Reproduisez sans modification le passage de l'article sur Ceuta qui débute aux mots « Lucas Chedeville et » et se termine après « pourrait enfin débuter. ».

#### [Texte source]

====================

Les âmes perdues de Ceuta

Lucas Chedeville et Paul Coudray, envoyés spéciaux à Ceuta
27 Avril 2015



Au nord du territoire marocain, à quelques kilomètres de la ville de Fnideq se dressent les premiers grillages de l’Europe. Ceuta est avec Melilla une des deux enclaves espagnoles en Afrique. Chaque année, des milliers d’hommes et de femmes s’évertuent à franchir cette frontière avec la volonté de changer de vie. Pour eux, Ceuta n’est qu’une étape avant le passage vers la « Grande Espagne », là où leur idéal européen pourrait enfin débuter.


Crédit Santi Palacios / AP
Crédit Santi Palacios / AP
Caché derrière les arbres, se dresse le CETI, le Centro de Estancia Temporal de Inmigrantes. Il surplombe la plage où se trouvent encore les débris de rames des survivants. Rares sont les personnes sortants indemnes de la traversée. On estime à 6 000 le nombre de personnes décédées en tentant de gagner l’Europe par le détroit de Gibraltar, que Germinal Castillo, porte-parole de la Croix-Rouge locale, qualifie de « plus grand cimetière d’Europe ».

Le CETI est la structure mise en place par le gouvernement espagnol pour accueillir les flux de migrants qui transitent chaque année à Ceuta. À la différence des CIE (Centro de Internamiento de Extranjeros), les centres de rétention sur le territoire métropolitain où les migrants ont une durée de détention limitée à 40 jours, ici, il n’y a pas de durée d’emprisonnement maximale. Véritable forteresse, l’enceinte est ceinturée par un grillage haut d’une dizaine de mètres, gardée nuit et jour par les hommes de la Guardia Civil. Les règles y sont strictes : passé 23h, aucune entrée n’est possible et la moindre infraction au règlement est punie par une expulsion temporaire du centre. En cas de bagarre ou de vol, les pensionnaires sont fuera, à la rue, pour trois jours minimum. Prévu initialement pour loger 500 personnes, près d’un millier s’y entassent pourtant. « On est dix en moyenne par chambre, parfois plus » lance Ibrahim, un jeune Gambien. « C’est vraiment dur d’avoir de l’intimité, on peut rarement être seul » poursuit-il.

====================

#### [Données fournies]

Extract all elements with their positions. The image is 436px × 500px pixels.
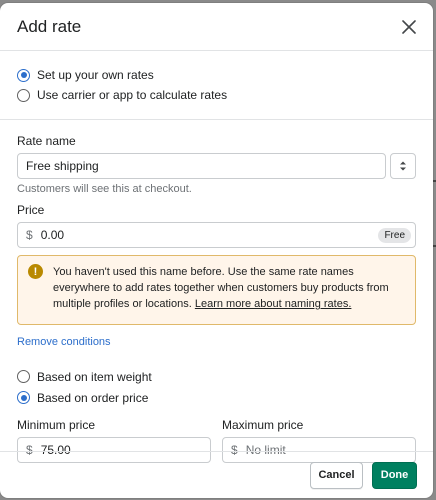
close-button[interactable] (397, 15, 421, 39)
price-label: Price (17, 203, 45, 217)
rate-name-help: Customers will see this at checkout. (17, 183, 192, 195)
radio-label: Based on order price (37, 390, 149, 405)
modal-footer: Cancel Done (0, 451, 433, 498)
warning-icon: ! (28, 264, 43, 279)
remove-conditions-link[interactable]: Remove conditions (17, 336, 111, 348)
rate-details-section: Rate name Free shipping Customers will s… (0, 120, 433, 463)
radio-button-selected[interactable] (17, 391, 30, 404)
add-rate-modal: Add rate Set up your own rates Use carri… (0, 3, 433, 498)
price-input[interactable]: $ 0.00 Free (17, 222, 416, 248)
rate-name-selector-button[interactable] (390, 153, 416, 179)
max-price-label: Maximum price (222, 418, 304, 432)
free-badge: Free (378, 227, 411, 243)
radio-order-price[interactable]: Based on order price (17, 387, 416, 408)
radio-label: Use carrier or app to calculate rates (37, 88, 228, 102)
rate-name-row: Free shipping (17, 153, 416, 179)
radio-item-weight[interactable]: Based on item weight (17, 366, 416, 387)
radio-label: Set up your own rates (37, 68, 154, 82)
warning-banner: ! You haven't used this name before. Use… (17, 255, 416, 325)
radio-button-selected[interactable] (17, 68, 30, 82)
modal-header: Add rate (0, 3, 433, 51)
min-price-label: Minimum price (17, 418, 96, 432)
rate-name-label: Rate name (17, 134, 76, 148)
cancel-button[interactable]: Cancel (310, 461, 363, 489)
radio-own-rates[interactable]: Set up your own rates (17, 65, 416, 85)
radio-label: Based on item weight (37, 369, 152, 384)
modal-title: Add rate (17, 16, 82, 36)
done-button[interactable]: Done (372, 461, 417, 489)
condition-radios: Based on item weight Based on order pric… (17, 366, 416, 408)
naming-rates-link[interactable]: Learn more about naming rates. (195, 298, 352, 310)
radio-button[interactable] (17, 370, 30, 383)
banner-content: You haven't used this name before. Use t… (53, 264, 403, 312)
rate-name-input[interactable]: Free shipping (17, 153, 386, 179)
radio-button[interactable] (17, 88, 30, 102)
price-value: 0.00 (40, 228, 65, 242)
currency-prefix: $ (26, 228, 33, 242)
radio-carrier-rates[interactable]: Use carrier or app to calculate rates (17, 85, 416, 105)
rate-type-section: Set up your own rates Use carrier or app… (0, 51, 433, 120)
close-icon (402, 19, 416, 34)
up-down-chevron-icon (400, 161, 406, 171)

====================

#### [Corrigé]
Lucas Chedeville et Paul Coudray, envoyés spéciaux à Ceuta
27 Avril 2015



Au nord du territoire marocain, à quelques kilomètres de la ville de Fnideq se dressent les premiers grillages de l’Europe. Ceuta est avec Melilla une des deux enclaves espagnoles en Afrique. Chaque année, des milliers d’hommes et de femmes s’évertuent à franchir cette frontière avec la volonté de changer de vie. Pour eux, Ceuta n’est qu’une étape avant le passage vers la « Grande Espagne », là où leur idéal européen pourrait enfin débuter.